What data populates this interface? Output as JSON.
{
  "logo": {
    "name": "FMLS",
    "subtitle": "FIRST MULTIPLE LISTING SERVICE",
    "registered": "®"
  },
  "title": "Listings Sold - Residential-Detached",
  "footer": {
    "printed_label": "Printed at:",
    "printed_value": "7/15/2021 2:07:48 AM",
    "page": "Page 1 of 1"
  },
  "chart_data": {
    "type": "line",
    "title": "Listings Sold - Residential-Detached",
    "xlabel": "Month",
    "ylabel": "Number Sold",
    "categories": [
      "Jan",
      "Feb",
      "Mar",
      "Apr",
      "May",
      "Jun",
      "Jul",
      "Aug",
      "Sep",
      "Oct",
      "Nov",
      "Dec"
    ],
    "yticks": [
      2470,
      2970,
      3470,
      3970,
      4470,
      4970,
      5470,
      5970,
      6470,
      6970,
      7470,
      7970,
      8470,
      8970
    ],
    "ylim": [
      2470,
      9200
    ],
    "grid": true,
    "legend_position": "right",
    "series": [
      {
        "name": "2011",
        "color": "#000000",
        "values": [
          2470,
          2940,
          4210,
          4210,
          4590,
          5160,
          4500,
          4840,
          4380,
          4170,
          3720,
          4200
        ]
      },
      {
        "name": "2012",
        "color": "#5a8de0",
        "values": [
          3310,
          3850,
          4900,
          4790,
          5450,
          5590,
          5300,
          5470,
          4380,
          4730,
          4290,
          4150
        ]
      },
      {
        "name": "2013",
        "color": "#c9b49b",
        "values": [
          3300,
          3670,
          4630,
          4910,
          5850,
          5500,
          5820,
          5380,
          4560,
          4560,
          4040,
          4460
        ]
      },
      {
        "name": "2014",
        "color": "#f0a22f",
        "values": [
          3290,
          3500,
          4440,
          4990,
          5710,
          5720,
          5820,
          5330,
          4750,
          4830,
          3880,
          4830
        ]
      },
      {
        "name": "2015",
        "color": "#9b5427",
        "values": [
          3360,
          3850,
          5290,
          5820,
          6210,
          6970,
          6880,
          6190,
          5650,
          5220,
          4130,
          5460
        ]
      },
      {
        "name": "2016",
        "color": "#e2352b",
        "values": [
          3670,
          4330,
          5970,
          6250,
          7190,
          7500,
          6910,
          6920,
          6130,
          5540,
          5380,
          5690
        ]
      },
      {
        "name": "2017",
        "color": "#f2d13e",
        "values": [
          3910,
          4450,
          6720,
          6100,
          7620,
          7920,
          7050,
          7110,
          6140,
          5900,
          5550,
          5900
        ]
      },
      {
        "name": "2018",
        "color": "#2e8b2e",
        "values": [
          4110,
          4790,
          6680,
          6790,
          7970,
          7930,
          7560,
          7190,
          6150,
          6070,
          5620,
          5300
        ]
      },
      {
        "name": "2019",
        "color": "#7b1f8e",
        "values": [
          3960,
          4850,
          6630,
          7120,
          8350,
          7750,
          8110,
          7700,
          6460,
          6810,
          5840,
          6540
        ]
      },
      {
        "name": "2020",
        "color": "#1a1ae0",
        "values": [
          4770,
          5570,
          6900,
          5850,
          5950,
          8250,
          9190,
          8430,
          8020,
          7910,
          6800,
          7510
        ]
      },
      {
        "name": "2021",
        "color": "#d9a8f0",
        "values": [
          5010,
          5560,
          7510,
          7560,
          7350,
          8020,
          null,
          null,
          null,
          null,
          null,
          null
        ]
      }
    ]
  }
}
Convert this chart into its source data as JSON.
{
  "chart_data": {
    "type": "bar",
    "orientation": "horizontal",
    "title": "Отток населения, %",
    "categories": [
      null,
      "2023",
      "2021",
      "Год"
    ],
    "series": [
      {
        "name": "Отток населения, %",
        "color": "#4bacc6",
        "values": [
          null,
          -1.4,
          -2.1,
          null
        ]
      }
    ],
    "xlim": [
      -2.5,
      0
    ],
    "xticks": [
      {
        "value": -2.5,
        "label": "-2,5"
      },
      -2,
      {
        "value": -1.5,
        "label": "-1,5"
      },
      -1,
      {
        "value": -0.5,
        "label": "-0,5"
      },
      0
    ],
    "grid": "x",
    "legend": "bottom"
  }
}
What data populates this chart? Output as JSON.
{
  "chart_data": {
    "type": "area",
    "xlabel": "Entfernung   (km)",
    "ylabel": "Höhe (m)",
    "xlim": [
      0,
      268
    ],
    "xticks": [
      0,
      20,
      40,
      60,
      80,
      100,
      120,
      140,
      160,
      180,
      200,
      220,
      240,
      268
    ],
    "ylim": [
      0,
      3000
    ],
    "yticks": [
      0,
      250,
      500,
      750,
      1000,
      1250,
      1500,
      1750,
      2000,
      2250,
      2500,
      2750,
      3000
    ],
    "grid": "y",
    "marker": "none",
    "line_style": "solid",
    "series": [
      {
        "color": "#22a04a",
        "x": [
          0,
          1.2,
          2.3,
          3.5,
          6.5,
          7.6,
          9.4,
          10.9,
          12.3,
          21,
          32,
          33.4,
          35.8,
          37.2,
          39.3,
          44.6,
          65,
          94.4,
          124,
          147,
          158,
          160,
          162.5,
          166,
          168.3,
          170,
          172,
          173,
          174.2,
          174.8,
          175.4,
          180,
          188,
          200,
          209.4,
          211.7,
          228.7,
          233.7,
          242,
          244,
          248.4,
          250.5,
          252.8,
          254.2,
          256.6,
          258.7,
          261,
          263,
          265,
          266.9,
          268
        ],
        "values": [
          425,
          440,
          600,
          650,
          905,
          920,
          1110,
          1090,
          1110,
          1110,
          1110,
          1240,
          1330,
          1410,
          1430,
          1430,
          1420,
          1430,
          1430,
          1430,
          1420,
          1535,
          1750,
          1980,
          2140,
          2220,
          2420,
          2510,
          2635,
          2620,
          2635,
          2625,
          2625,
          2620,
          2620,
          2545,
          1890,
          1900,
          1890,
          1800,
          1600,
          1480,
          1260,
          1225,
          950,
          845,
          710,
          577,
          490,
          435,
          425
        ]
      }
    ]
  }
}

════════════════

▶ _Direction_: Please output the complete data exactly.

▶ _Correct answer_:
What data populates this interface? Output as JSON.
{
  "logo": {
    "name": "FMLS",
    "subtitle": "FIRST MULTIPLE LISTING SERVICE",
    "registered": "®"
  },
  "title": "Listings Sold - Residential-Detached",
  "footer": {
    "printed_label": "Printed at:",
    "printed_value": "7/15/2021 2:07:48 AM",
    "page": "Page 1 of 1"
  },
  "chart_data": {
    "type": "line",
    "title": "Listings Sold - Residential-Detached",
    "xlabel": "Month",
    "ylabel": "Number Sold",
    "categories": [
      "Jan",
      "Feb",
      "Mar",
      "Apr",
      "May",
      "Jun",
      "Jul",
      "Aug",
      "Sep",
      "Oct",
      "Nov",
      "Dec"
    ],
    "yticks": [
      2470,
      2970,
      3470,
      3970,
      4470,
      4970,
      5470,
      5970,
      6470,
      6970,
      7470,
      7970,
      8470,
      8970
    ],
    "ylim": [
      2470,
      9200
    ],
    "grid": true,
    "legend_position": "right",
    "series": [
      {
        "name": "2011",
        "color": "#000000",
        "values": [
          2470,
          2940,
          4210,
          4210,
          4590,
          5160,
          4500,
          4840,
          4380,
          4170,
          3720,
          4200
        ]
      },
      {
        "name": "2012",
        "color": "#5a8de0",
        "values": [
          3310,
          3850,
          4900,
          4790,
          5450,
          5590,
          5300,
          5470,
          4380,
          4730,
          4290,
          4150
        ]
      },
      {
        "name": "2013",
        "color": "#c9b49b",
        "values": [
          3300,
          3670,
          4630,
          4910,
          5850,
          5500,
          5820,
          5380,
          4560,
          4560,
          4040,
          4460
        ]
      },
      {
        "name": "2014",
        "color": "#f0a22f",
        "values": [
          3290,
          3500,
          4440,
          4990,
          5710,
          5720,
          5820,
          5330,
          4750,
          4830,
          3880,
          4830
        ]
      },
      {
        "name": "2015",
        "color": "#9b5427",
        "values": [
          3360,
          3850,
          5290,
          5820,
          6210,
          6970,
          6880,
          6190,
          5650,
          5220,
          4130,
          5460
        ]
      },
      {
        "name": "2016",
        "color": "#e2352b",
        "values": [
          3670,
          4330,
          5970,
          6250,
          7190,
          7500,
          6910,
          6920,
          6130,
          5540,
          5380,
          5690
        ]
      },
      {
        "name": "2017",
        "color": "#f2d13e",
        "values": [
          3910,
          4450,
          6720,
          6100,
          7620,
          7920,
          7050,
          7110,
          6140,
          5900,
          5550,
          5900
        ]
      },
      {
        "name": "2018",
        "color": "#2e8b2e",
        "values": [
          4110,
          4790,
          6680,
          6790,
          7970,
          7930,
          7560,
          7190,
          6150,
          6070,
          5620,
          5300
        ]
      },
      {
        "name": "2019",
        "color": "#7b1f8e",
        "values": [
          3960,
          4850,
          6630,
          7120,
          8350,
          7750,
          8110,
          7700,
          6460,
          6810,
          5840,
          6540
        ]
      },
      {
        "name": "2020",
        "color": "#1a1ae0",
        "values": [
          4770,
          5570,
          6900,
          5850,
          5950,
          8250,
          9190,
          8430,
          8020,
          7910,
          6800,
          7510
        ]
      },
      {
        "name": "2021",
        "color": "#d9a8f0",
        "values": [
          5010,
          5560,
          7510,
          7560,
          7350,
          8020,
          null,
          null,
          null,
          null,
          null,
          null
        ]
      }
    ]
  }
}
Convert this chart into its source data as JSON.
{
  "chart_data": {
    "type": "bar",
    "orientation": "horizontal",
    "title": "Отток населения, %",
    "categories": [
      null,
      "2023",
      "2021",
      "Год"
    ],
    "series": [
      {
        "name": "Отток населения, %",
        "color": "#4bacc6",
        "values": [
          null,
          -1.4,
          -2.1,
          null
        ]
      }
    ],
    "xlim": [
      -2.5,
      0
    ],
    "xticks": [
      {
        "value": -2.5,
        "label": "-2,5"
      },
      -2,
      {
        "value": -1.5,
        "label": "-1,5"
      },
      -1,
      {
        "value": -0.5,
        "label": "-0,5"
      },
      0
    ],
    "grid": "x",
    "legend": "bottom"
  }
}
What data populates this chart? Output as JSON.
{
  "chart_data": {
    "type": "area",
    "xlabel": "Entfernung   (km)",
    "ylabel": "Höhe (m)",
    "xlim": [
      0,
      268
    ],
    "xticks": [
      0,
      20,
      40,
      60,
      80,
      100,
      120,
      140,
      160,
      180,
      200,
      220,
      240,
      268
    ],
    "ylim": [
      0,
      3000
    ],
    "yticks": [
      0,
      250,
      500,
      750,
      1000,
      1250,
      1500,
      1750,
      2000,
      2250,
      2500,
      2750,
      3000
    ],
    "grid": "y",
    "marker": "none",
    "line_style": "solid",
    "series": [
      {
        "color": "#22a04a",
        "x": [
          0,
          1.2,
          2.3,
          3.5,
          6.5,
          7.6,
          9.4,
          10.9,
          12.3,
          21,
          32,
          33.4,
          35.8,
          37.2,
          39.3,
          44.6,
          65,
          94.4,
          124,
          147,
          158,
          160,
          162.5,
          166,
          168.3,
          170,
          172,
          173,
          174.2,
          174.8,
          175.4,
          180,
          188,
          200,
          209.4,
          211.7,
          228.7,
          233.7,
          242,
          244,
          248.4,
          250.5,
          252.8,
          254.2,
          256.6,
          258.7,
          261,
          263,
          265,
          266.9,
          268
        ],
        "values": [
          425,
          440,
          600,
          650,
          905,
          920,
          1110,
          1090,
          1110,
          1110,
          1110,
          1240,
          1330,
          1410,
          1430,
          1430,
          1420,
          1430,
          1430,
          1430,
          1420,
          1535,
          1750,
          1980,
          2140,
          2220,
          2420,
          2510,
          2635,
          2620,
          2635,
          2625,
          2625,
          2620,
          2620,
          2545,
          1890,
          1900,
          1890,
          1800,
          1600,
          1480,
          1260,
          1225,
          950,
          845,
          710,
          577,
          490,
          435,
          425
        ]
      }
    ]
  }
}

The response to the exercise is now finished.